### Required work
From the entries below, list each line with "JSON".

Dataset items:
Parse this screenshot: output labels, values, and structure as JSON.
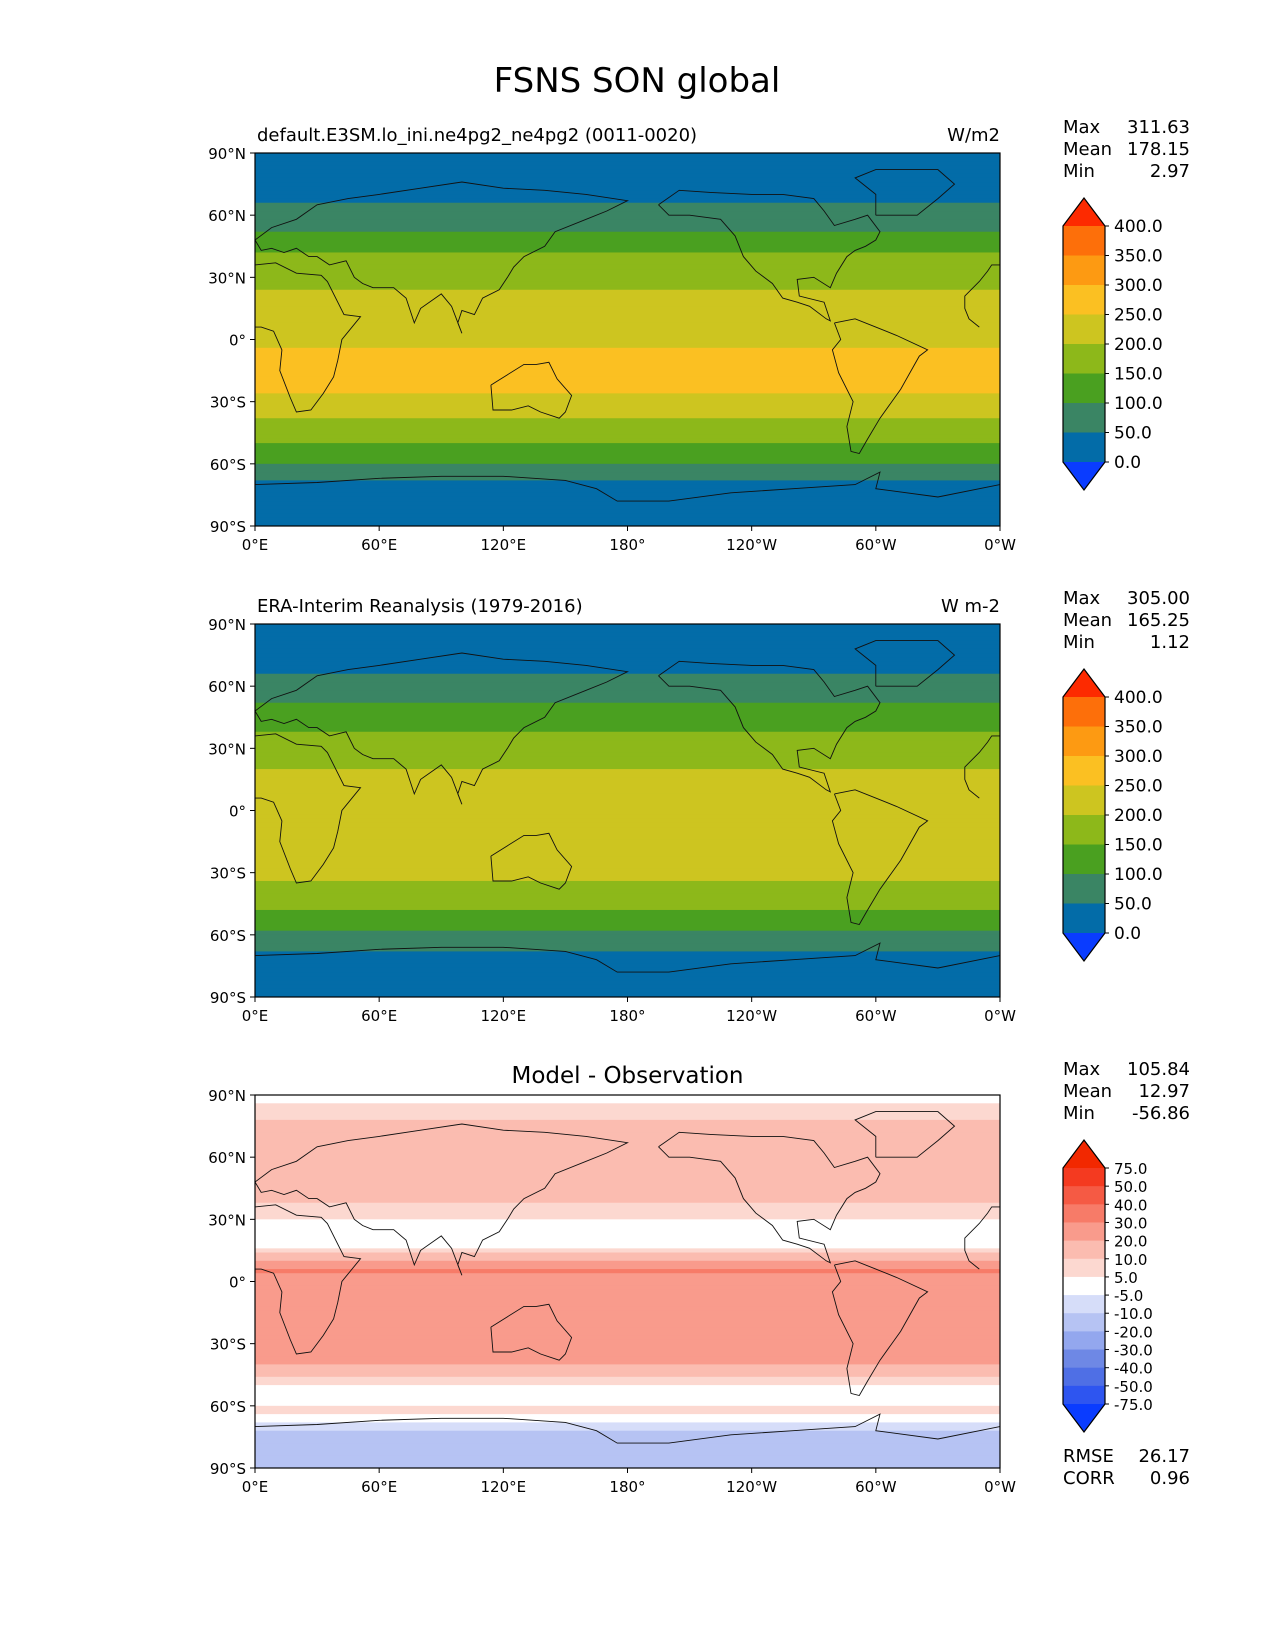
{
  "figure_title": "FSNS SON global",
  "chart_data": [
    {
      "type": "heatmap",
      "panel": "model",
      "title_left": "default.E3SM.lo_ini.ne4pg2_ne4pg2 (0011-0020)",
      "title_right": "W/m2",
      "title_center": "",
      "xticks": [
        "0°E",
        "60°E",
        "120°E",
        "180°",
        "120°W",
        "60°W",
        "0°W"
      ],
      "yticks": [
        "90°N",
        "60°N",
        "30°N",
        "0°",
        "30°S",
        "60°S",
        "90°S"
      ],
      "xlim": [
        0,
        360
      ],
      "ylim": [
        -90,
        90
      ],
      "stats": [
        {
          "label": "Max",
          "value": "311.63"
        },
        {
          "label": "Mean",
          "value": "178.15"
        },
        {
          "label": "Min",
          "value": "2.97"
        }
      ],
      "colorbar": {
        "levels": [
          "0.0",
          "50.0",
          "100.0",
          "150.0",
          "200.0",
          "250.0",
          "300.0",
          "350.0",
          "400.0"
        ],
        "colors": [
          "#0a3cff",
          "#036ca8",
          "#3a8564",
          "#4aa020",
          "#8db81a",
          "#cdc520",
          "#fbc022",
          "#fd9a12",
          "#fd6f0a",
          "#fd2a00"
        ]
      },
      "zonal_profile": [
        {
          "lat": 90,
          "value": 10
        },
        {
          "lat": 75,
          "value": 30
        },
        {
          "lat": 62,
          "value": 60
        },
        {
          "lat": 52,
          "value": 100
        },
        {
          "lat": 45,
          "value": 140
        },
        {
          "lat": 35,
          "value": 170
        },
        {
          "lat": 20,
          "value": 210
        },
        {
          "lat": 5,
          "value": 230
        },
        {
          "lat": -10,
          "value": 260
        },
        {
          "lat": -25,
          "value": 255
        },
        {
          "lat": -38,
          "value": 200
        },
        {
          "lat": -48,
          "value": 160
        },
        {
          "lat": -56,
          "value": 120
        },
        {
          "lat": -62,
          "value": 80
        },
        {
          "lat": -70,
          "value": 40
        },
        {
          "lat": -90,
          "value": 20
        }
      ],
      "stats_extra": []
    },
    {
      "type": "heatmap",
      "panel": "observation",
      "title_left": "ERA-Interim Reanalysis (1979-2016)",
      "title_right": "W m-2",
      "title_center": "",
      "xticks": [
        "0°E",
        "60°E",
        "120°E",
        "180°",
        "120°W",
        "60°W",
        "0°W"
      ],
      "yticks": [
        "90°N",
        "60°N",
        "30°N",
        "0°",
        "30°S",
        "60°S",
        "90°S"
      ],
      "xlim": [
        0,
        360
      ],
      "ylim": [
        -90,
        90
      ],
      "stats": [
        {
          "label": "Max",
          "value": "305.00"
        },
        {
          "label": "Mean",
          "value": "165.25"
        },
        {
          "label": "Min",
          "value": "1.12"
        }
      ],
      "colorbar": {
        "levels": [
          "0.0",
          "50.0",
          "100.0",
          "150.0",
          "200.0",
          "250.0",
          "300.0",
          "350.0",
          "400.0"
        ],
        "colors": [
          "#0a3cff",
          "#036ca8",
          "#3a8564",
          "#4aa020",
          "#8db81a",
          "#cdc520",
          "#fbc022",
          "#fd9a12",
          "#fd6f0a",
          "#fd2a00"
        ]
      },
      "zonal_profile": [
        {
          "lat": 90,
          "value": 10
        },
        {
          "lat": 75,
          "value": 30
        },
        {
          "lat": 62,
          "value": 60
        },
        {
          "lat": 52,
          "value": 95
        },
        {
          "lat": 45,
          "value": 130
        },
        {
          "lat": 35,
          "value": 160
        },
        {
          "lat": 20,
          "value": 200
        },
        {
          "lat": 5,
          "value": 215
        },
        {
          "lat": -10,
          "value": 230
        },
        {
          "lat": -25,
          "value": 225
        },
        {
          "lat": -38,
          "value": 190
        },
        {
          "lat": -48,
          "value": 150
        },
        {
          "lat": -56,
          "value": 115
        },
        {
          "lat": -62,
          "value": 75
        },
        {
          "lat": -70,
          "value": 40
        },
        {
          "lat": -90,
          "value": 20
        }
      ],
      "stats_extra": []
    },
    {
      "type": "heatmap",
      "panel": "difference",
      "title_left": "",
      "title_right": "",
      "title_center": "Model - Observation",
      "xticks": [
        "0°E",
        "60°E",
        "120°E",
        "180°",
        "120°W",
        "60°W",
        "0°W"
      ],
      "yticks": [
        "90°N",
        "60°N",
        "30°N",
        "0°",
        "30°S",
        "60°S",
        "90°S"
      ],
      "xlim": [
        0,
        360
      ],
      "ylim": [
        -90,
        90
      ],
      "stats": [
        {
          "label": "Max",
          "value": "105.84"
        },
        {
          "label": "Mean",
          "value": "12.97"
        },
        {
          "label": "Min",
          "value": "-56.86"
        }
      ],
      "colorbar": {
        "levels": [
          "-75.0",
          "-50.0",
          "-40.0",
          "-30.0",
          "-20.0",
          "-10.0",
          "-5.0",
          "5.0",
          "10.0",
          "20.0",
          "30.0",
          "40.0",
          "50.0",
          "75.0"
        ],
        "colors": [
          "#0a3cff",
          "#2e55f0",
          "#4f6fe5",
          "#6e88e5",
          "#93a7ee",
          "#b6c3f3",
          "#d6ddf9",
          "#ffffff",
          "#fcd8d0",
          "#fbbcb0",
          "#f99b8c",
          "#f77b68",
          "#f55a44",
          "#f43a20",
          "#f22800"
        ]
      },
      "zonal_profile": [
        {
          "lat": 90,
          "value": 2
        },
        {
          "lat": 75,
          "value": 12
        },
        {
          "lat": 60,
          "value": 18
        },
        {
          "lat": 45,
          "value": 15
        },
        {
          "lat": 30,
          "value": 5
        },
        {
          "lat": 18,
          "value": 2
        },
        {
          "lat": 5,
          "value": 30
        },
        {
          "lat": -8,
          "value": 22
        },
        {
          "lat": -20,
          "value": 25
        },
        {
          "lat": -32,
          "value": 30
        },
        {
          "lat": -45,
          "value": 12
        },
        {
          "lat": -55,
          "value": -2
        },
        {
          "lat": -62,
          "value": 8
        },
        {
          "lat": -72,
          "value": -12
        },
        {
          "lat": -90,
          "value": -15
        }
      ],
      "stats_extra": [
        {
          "label": "RMSE",
          "value": "26.17"
        },
        {
          "label": "CORR",
          "value": "0.96"
        }
      ]
    }
  ]
}
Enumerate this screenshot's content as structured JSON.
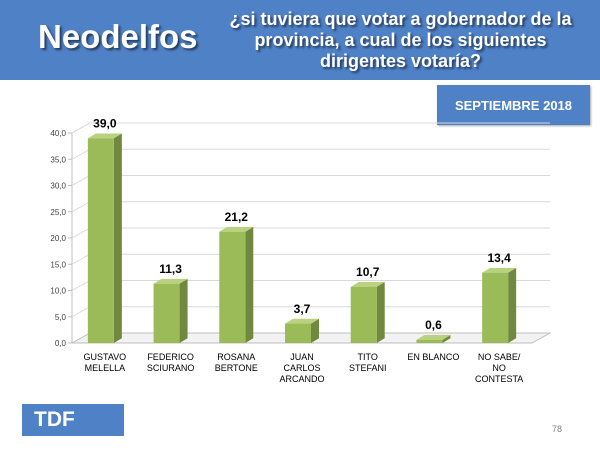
{
  "header": {
    "brand": "Neodelfos",
    "question_lines": [
      "¿si tuviera que votar a gobernador de la",
      "provincia, a cual de los siguientes",
      "dirigentes votaría?"
    ]
  },
  "date_label": "SEPTIEMBRE 2018",
  "footer": {
    "tdf": "TDF",
    "page": "78"
  },
  "colors": {
    "header_blue": "#4f81c7",
    "bar_front": "#9bbb59",
    "bar_side": "#71893f",
    "bar_top": "#b9d27f"
  },
  "chart_data": {
    "type": "bar",
    "categories": [
      [
        "GUSTAVO",
        "MELELLA"
      ],
      [
        "FEDERICO",
        "SCIURANO"
      ],
      [
        "ROSANA",
        "BERTONE"
      ],
      [
        "JUAN",
        "CARLOS",
        "ARCANDO"
      ],
      [
        "TITO",
        "STEFANI"
      ],
      [
        "EN BLANCO"
      ],
      [
        "NO SABE/",
        "NO",
        "CONTESTA"
      ]
    ],
    "values": [
      39.0,
      11.3,
      21.2,
      3.7,
      10.7,
      0.6,
      13.4
    ],
    "value_labels": [
      "39,0",
      "11,3",
      "21,2",
      "3,7",
      "10,7",
      "0,6",
      "13,4"
    ],
    "yticks": [
      "0,0",
      "5,0",
      "10,0",
      "15,0",
      "20,0",
      "25,0",
      "30,0",
      "35,0",
      "40,0"
    ],
    "ylim": [
      0,
      40
    ],
    "grid": true,
    "title": "",
    "xlabel": "",
    "ylabel": ""
  }
}
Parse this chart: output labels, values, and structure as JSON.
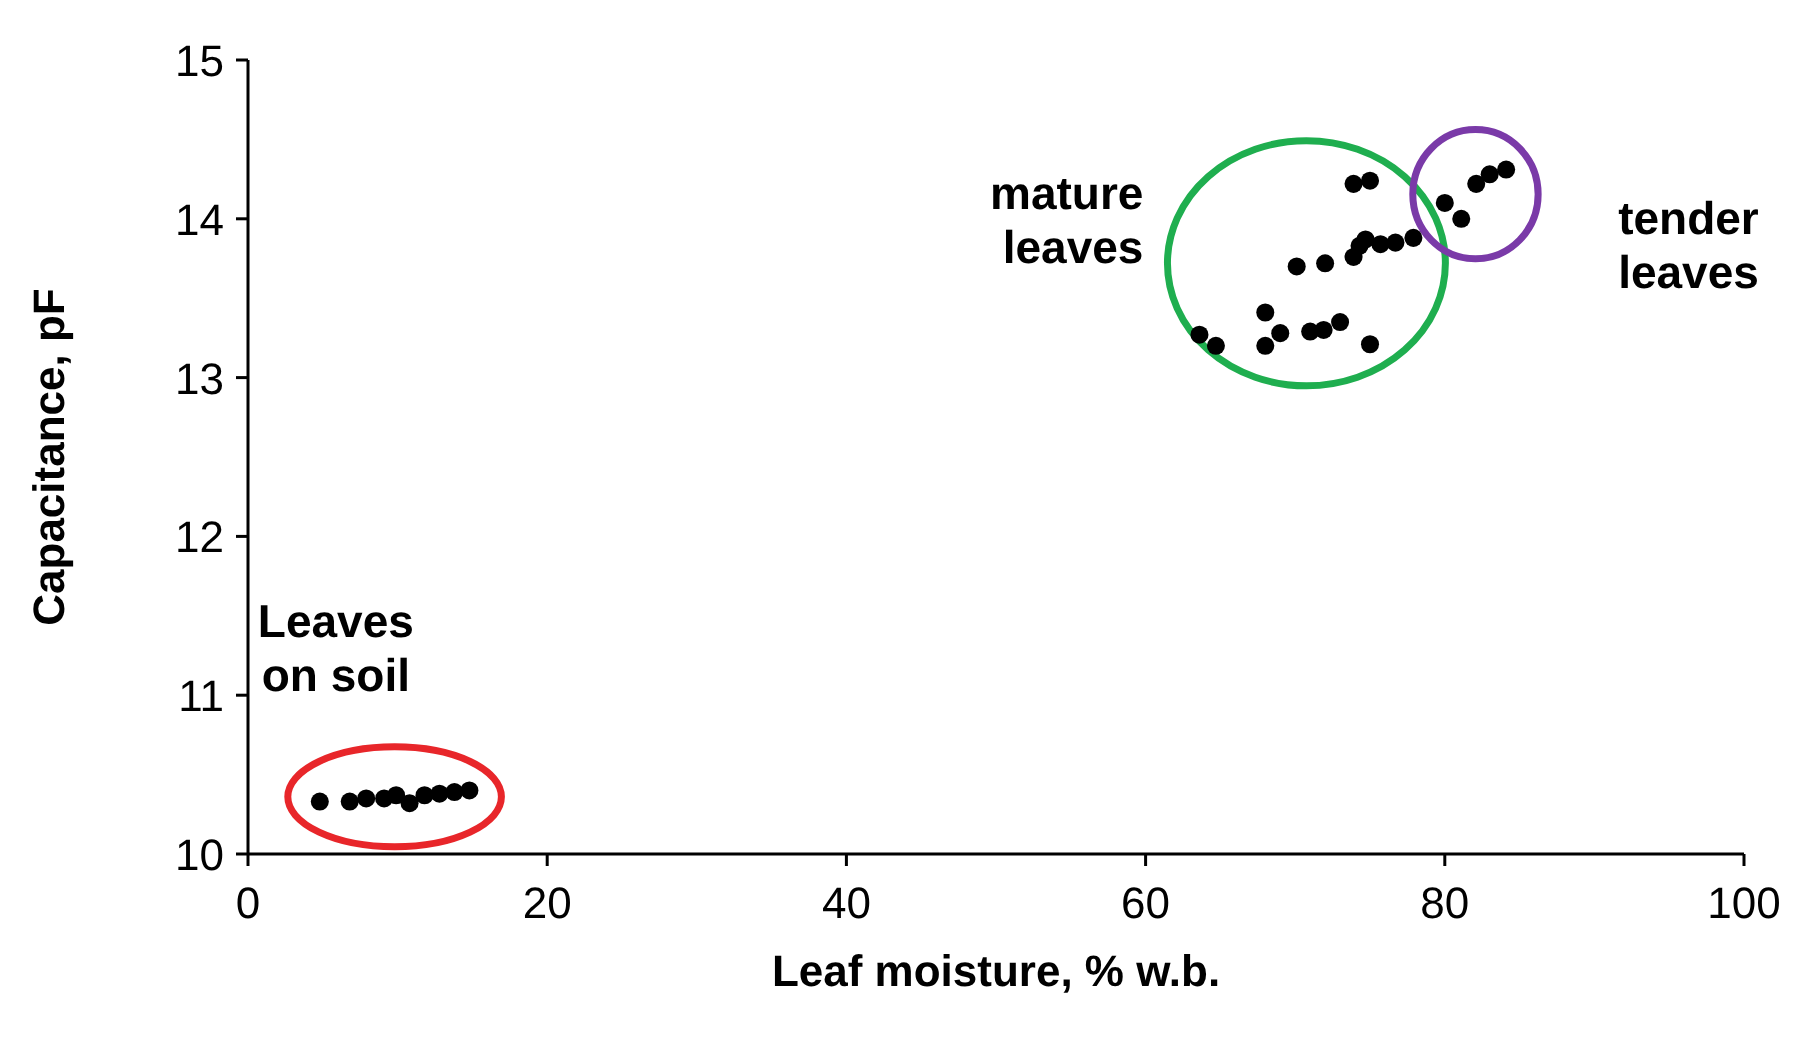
{
  "chart_data": {
    "type": "scatter",
    "xlabel": "Leaf moisture, % w.b.",
    "ylabel": "Capacitance, pF",
    "xlim": [
      0,
      100
    ],
    "xticks": [
      0,
      20,
      40,
      60,
      80,
      100
    ],
    "ylim": [
      10,
      15
    ],
    "yticks": [
      10,
      11,
      12,
      13,
      14,
      15
    ],
    "grid": false,
    "marker": "circle",
    "series": [
      {
        "color": "#000000",
        "x": [
          4.8,
          6.8,
          7.9,
          9.1,
          9.9,
          10.8,
          11.8,
          12.8,
          13.8,
          14.8
        ],
        "values": [
          10.33,
          10.33,
          10.35,
          10.35,
          10.37,
          10.32,
          10.37,
          10.38,
          10.39,
          10.4
        ]
      },
      {
        "color": "#000000",
        "x": [
          63.6,
          64.7,
          68.0,
          68.0,
          69.0,
          70.1,
          71.0,
          71.9,
          72.0,
          73.0,
          73.9,
          75.0,
          73.9,
          74.3,
          74.7,
          75.7,
          76.7,
          77.9,
          75.0
        ],
        "values": [
          13.27,
          13.2,
          13.41,
          13.2,
          13.28,
          13.7,
          13.29,
          13.3,
          13.72,
          13.35,
          14.22,
          14.24,
          13.76,
          13.83,
          13.87,
          13.84,
          13.85,
          13.88,
          13.21
        ]
      },
      {
        "color": "#000000",
        "x": [
          80.0,
          81.1,
          82.1,
          83.0,
          84.1
        ],
        "values": [
          14.1,
          14.0,
          14.22,
          14.28,
          14.31
        ]
      }
    ],
    "annotations": [
      "Leaves\non soil",
      "mature\nleaves",
      "tender\nleaves"
    ]
  }
}
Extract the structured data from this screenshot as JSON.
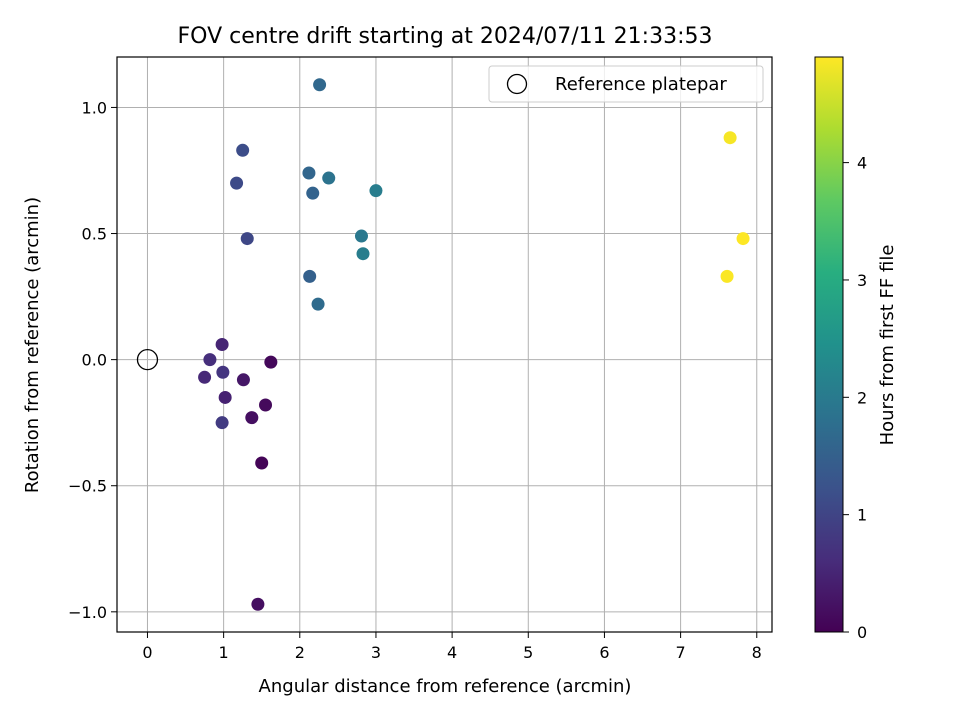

### Reply to the exercise
Parse this screenshot: output labels, values, and structure as JSON.
Enumerate this screenshot's content as structured JSON.
Parse this chart: output labels, values, and structure as JSON.
Extract the structured data from this screenshot as JSON.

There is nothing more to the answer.